Return a copy of every line in the records that includes the word "Pobre".

§ **Exercise material**:
□ □ □

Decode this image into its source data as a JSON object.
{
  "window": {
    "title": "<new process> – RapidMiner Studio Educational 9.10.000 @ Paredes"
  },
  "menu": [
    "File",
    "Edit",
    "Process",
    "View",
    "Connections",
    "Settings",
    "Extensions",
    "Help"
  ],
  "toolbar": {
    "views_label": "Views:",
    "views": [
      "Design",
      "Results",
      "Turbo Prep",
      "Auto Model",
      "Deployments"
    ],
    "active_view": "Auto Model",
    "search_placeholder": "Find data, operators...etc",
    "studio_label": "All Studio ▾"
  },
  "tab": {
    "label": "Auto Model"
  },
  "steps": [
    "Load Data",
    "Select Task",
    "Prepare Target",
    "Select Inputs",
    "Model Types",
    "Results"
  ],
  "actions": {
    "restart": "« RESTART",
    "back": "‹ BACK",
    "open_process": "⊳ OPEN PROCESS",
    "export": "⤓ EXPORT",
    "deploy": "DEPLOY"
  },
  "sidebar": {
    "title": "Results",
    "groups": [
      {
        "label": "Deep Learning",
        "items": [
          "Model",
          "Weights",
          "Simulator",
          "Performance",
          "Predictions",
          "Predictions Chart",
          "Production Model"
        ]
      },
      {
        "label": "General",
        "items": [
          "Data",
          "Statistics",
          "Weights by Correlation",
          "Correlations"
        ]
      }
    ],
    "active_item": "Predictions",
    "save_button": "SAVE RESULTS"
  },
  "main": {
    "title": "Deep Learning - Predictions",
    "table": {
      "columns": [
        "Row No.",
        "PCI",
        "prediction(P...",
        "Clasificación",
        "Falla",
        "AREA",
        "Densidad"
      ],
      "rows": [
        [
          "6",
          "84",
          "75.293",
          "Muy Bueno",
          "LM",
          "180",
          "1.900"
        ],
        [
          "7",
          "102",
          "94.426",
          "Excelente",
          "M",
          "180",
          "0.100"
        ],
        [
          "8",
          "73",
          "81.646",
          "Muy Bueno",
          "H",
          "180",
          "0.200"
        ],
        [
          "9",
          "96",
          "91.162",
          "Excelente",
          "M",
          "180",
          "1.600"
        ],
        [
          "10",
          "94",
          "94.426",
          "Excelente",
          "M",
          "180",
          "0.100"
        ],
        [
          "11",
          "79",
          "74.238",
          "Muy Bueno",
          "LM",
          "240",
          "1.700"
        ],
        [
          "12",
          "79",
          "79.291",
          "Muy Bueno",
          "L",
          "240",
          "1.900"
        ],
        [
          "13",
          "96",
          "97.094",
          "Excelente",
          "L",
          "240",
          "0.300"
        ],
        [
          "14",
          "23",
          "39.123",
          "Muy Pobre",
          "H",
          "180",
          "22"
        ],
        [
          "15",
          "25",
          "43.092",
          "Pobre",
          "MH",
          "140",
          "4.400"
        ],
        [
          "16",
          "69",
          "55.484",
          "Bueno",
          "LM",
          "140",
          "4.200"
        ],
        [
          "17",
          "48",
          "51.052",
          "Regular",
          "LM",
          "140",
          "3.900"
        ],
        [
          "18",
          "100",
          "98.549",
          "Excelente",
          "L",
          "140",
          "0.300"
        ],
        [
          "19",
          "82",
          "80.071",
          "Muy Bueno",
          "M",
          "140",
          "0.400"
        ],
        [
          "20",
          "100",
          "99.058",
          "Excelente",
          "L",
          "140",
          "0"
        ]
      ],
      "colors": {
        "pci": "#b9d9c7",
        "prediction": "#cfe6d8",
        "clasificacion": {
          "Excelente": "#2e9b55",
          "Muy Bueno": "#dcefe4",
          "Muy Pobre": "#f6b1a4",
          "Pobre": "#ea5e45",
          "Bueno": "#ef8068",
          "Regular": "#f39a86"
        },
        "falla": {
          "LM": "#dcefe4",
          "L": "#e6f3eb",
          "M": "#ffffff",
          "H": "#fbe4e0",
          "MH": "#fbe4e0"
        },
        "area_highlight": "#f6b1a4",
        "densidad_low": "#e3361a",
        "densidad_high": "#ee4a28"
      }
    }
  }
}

□ □ □

§ **Full response**:
          "Muy Pobre",
          "Pobre",
          "Muy Pobre": "#f6b1a4",
          "Pobre": "#ea5e45",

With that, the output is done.